-- Begin The input --

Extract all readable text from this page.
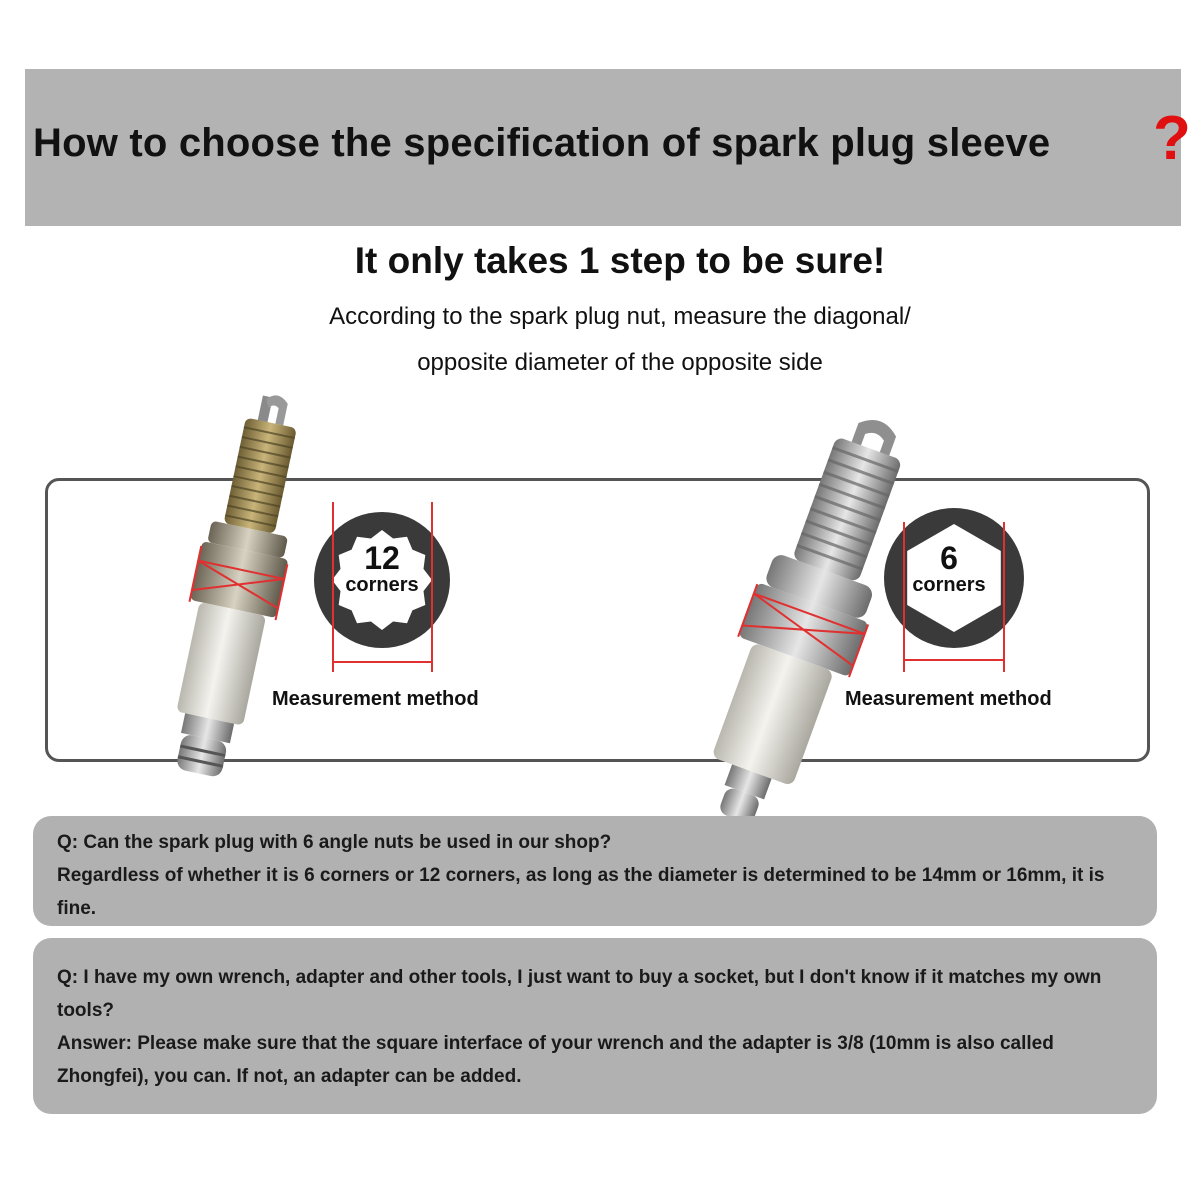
How to choose the specification of spark plug sleeve ?
It only takes 1 step to be sure!
According to the spark plug nut, measure the diagonal/
opposite diameter of the opposite side
12
corners
6
corners
Measurement method	Measurement method

Q: Can the spark plug with 6 angle nuts be used in our shop?

Regardless of whether it is 6 corners or 12 corners, as long as the diameter is determined to be 14mm or 16mm, it is fine.

Q: I have my own wrench, adapter and other tools, I just want to buy a socket, but I don't know if it matches my own tools?

Answer: Please make sure that the square interface of your wrench and the adapter is 3/8 (10mm is also called Zhongfei), you can. If not, an adapter can be added.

-- End The input --

Task instructions:
Find the lines that include the string "adapter", then copy each of them.

Response below:
Q: I have my own wrench, adapter and other tools, I just want to buy a socket, but I don't know if it matches my own tools?
Answer: Please make sure that the square interface of your wrench and the adapter is 3/8 (10mm is also called Zhongfei), you can. If not, an adapter can be added.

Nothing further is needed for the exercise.